WHAT TO WORK ON:
All records below must be retyped exactly.

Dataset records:
• • •

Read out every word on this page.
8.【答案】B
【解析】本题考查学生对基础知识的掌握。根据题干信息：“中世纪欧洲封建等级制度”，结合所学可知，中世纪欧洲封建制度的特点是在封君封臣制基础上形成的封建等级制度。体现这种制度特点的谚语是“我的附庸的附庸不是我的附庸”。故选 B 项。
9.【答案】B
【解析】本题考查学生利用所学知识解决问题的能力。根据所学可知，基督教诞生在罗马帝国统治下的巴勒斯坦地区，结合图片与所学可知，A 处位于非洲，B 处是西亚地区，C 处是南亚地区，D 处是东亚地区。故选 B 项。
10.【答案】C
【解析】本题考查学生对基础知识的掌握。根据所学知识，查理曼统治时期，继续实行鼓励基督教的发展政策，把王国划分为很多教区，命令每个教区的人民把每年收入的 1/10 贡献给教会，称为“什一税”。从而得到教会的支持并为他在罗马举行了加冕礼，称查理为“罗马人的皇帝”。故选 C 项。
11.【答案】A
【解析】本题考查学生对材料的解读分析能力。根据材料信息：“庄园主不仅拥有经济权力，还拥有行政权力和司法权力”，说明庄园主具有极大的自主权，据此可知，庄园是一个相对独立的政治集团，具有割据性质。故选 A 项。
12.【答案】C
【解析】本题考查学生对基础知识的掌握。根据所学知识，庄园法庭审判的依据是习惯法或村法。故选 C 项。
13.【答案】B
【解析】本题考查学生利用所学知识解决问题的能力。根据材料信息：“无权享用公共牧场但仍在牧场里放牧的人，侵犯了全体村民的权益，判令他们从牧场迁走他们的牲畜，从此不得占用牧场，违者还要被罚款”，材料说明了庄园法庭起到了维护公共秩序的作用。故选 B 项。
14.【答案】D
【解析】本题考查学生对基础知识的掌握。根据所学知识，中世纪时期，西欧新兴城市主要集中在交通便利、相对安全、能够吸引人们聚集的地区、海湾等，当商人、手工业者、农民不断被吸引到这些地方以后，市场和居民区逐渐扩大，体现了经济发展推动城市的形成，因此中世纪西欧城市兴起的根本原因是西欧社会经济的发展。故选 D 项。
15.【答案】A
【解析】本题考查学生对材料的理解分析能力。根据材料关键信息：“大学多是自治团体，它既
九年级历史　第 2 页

• • •

EXERCISE ANSWER:
Read out every word on this page.
8.【答案】B
【解析】本题考查学生对基础知识的掌握。根据题干信息：“中世纪欧洲封建等级制度”，结合所学可知，中世纪欧洲封建制度的特点是在封君封臣制基础上形成的封建等级制度。体现这种制度特点的谚语是“我的附庸的附庸不是我的附庸”。故选 B 项。
9.【答案】B
【解析】本题考查学生利用所学知识解决问题的能力。根据所学可知，基督教诞生在罗马帝国统治下的巴勒斯坦地区，结合图片与所学可知，A 处位于非洲，B 处是西亚地区，C 处是南亚地区，D 处是东亚地区。故选 B 项。
10.【答案】C
【解析】本题考查学生对基础知识的掌握。根据所学知识，查理曼统治时期，继续实行鼓励基督教的发展政策，把王国划分为很多教区，命令每个教区的人民把每年收入的 1/10 贡献给教会，称为“什一税”。从而得到教会的支持并为他在罗马举行了加冕礼，称查理为“罗马人的皇帝”。故选 C 项。
11.【答案】A
【解析】本题考查学生对材料的解读分析能力。根据材料信息：“庄园主不仅拥有经济权力，还拥有行政权力和司法权力”，说明庄园主具有极大的自主权，据此可知，庄园是一个相对独立的政治集团，具有割据性质。故选 A 项。
12.【答案】C
【解析】本题考查学生对基础知识的掌握。根据所学知识，庄园法庭审判的依据是习惯法或村法。故选 C 项。
13.【答案】B
【解析】本题考查学生利用所学知识解决问题的能力。根据材料信息：“无权享用公共牧场但仍在牧场里放牧的人，侵犯了全体村民的权益，判令他们从牧场迁走他们的牲畜，从此不得占用牧场，违者还要被罚款”，材料说明了庄园法庭起到了维护公共秩序的作用。故选 B 项。
14.【答案】D
【解析】本题考查学生对基础知识的掌握。根据所学知识，中世纪时期，西欧新兴城市主要集中在交通便利、相对安全、能够吸引人们聚集的地区、海湾等，当商人、手工业者、农民不断被吸引到这些地方以后，市场和居民区逐渐扩大，体现了经济发展推动城市的形成，因此中世纪西欧城市兴起的根本原因是西欧社会经济的发展。故选 D 项。
15.【答案】A
【解析】本题考查学生对材料的理解分析能力。根据材料关键信息：“大学多是自治团体，它既
九年级历史　第 2 页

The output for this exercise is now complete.